- Exercise goal -
Any picture among the records should be left out, please; retype the rest exactly.

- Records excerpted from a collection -
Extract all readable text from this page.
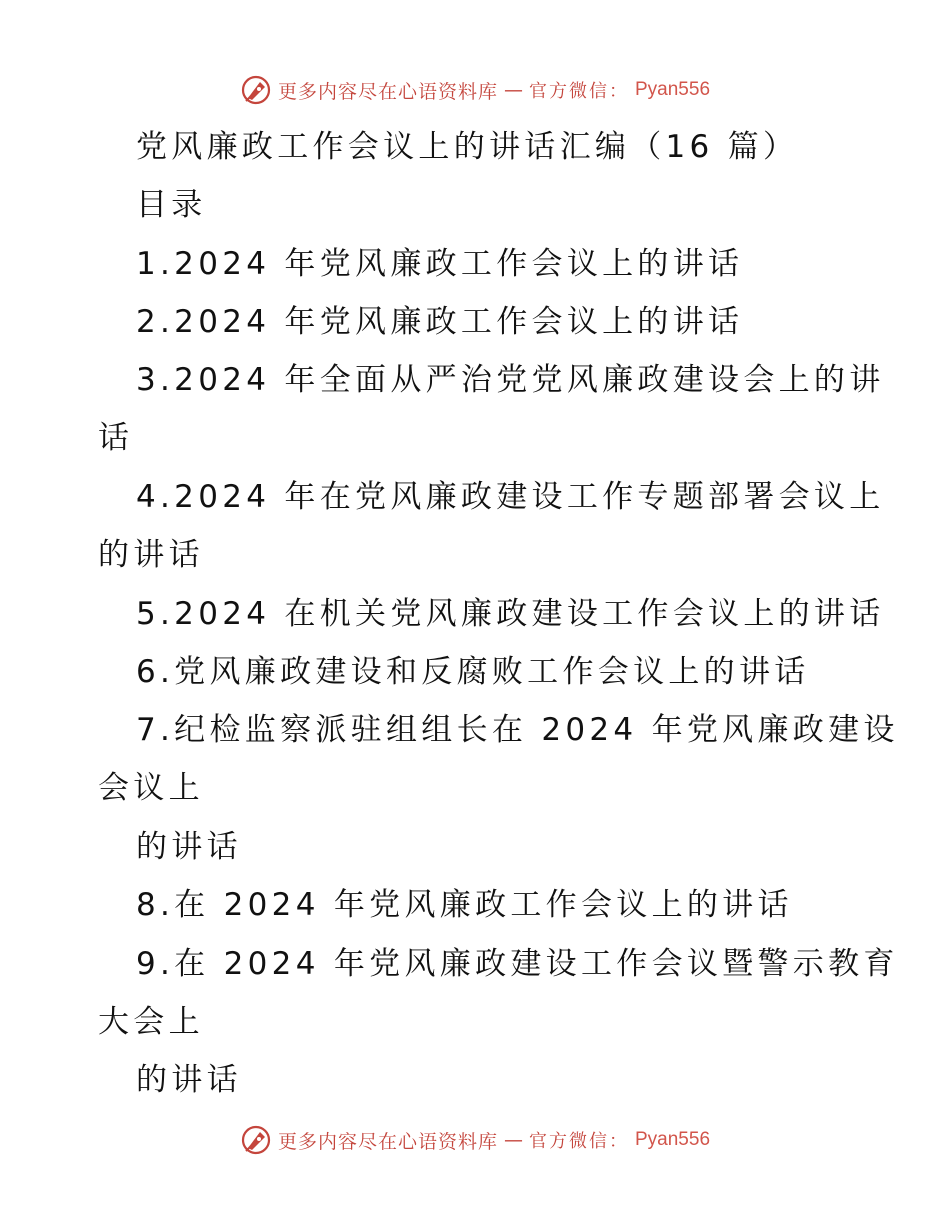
更多内容尽在心语资料库 — 官方微信： Pyan556
党风廉政工作会议上的讲话汇编（16 篇）
目录
1.2024 年党风廉政工作会议上的讲话
2.2024 年党风廉政工作会议上的讲话
3.2024 年全面从严治党党风廉政建设会上的讲
话
4.2024 年在党风廉政建设工作专题部署会议上
的讲话
5.2024 在机关党风廉政建设工作会议上的讲话
6.党风廉政建设和反腐败工作会议上的讲话
7.纪检监察派驻组组长在 2024 年党风廉政建设
会议上
的讲话
8.在 2024 年党风廉政工作会议上的讲话
9.在 2024 年党风廉政建设工作会议暨警示教育
大会上
的讲话
更多内容尽在心语资料库 — 官方微信： Pyan556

- Result -
Extract all readable text from this page.
更多内容尽在心语资料库 — 官方微信： Pyan556
党风廉政工作会议上的讲话汇编（16 篇）
目录
1.2024 年党风廉政工作会议上的讲话
2.2024 年党风廉政工作会议上的讲话
3.2024 年全面从严治党党风廉政建设会上的讲
话
4.2024 年在党风廉政建设工作专题部署会议上
的讲话
5.2024 在机关党风廉政建设工作会议上的讲话
6.党风廉政建设和反腐败工作会议上的讲话
7.纪检监察派驻组组长在 2024 年党风廉政建设
会议上
的讲话
8.在 2024 年党风廉政工作会议上的讲话
9.在 2024 年党风廉政建设工作会议暨警示教育
大会上
的讲话
更多内容尽在心语资料库 — 官方微信： Pyan556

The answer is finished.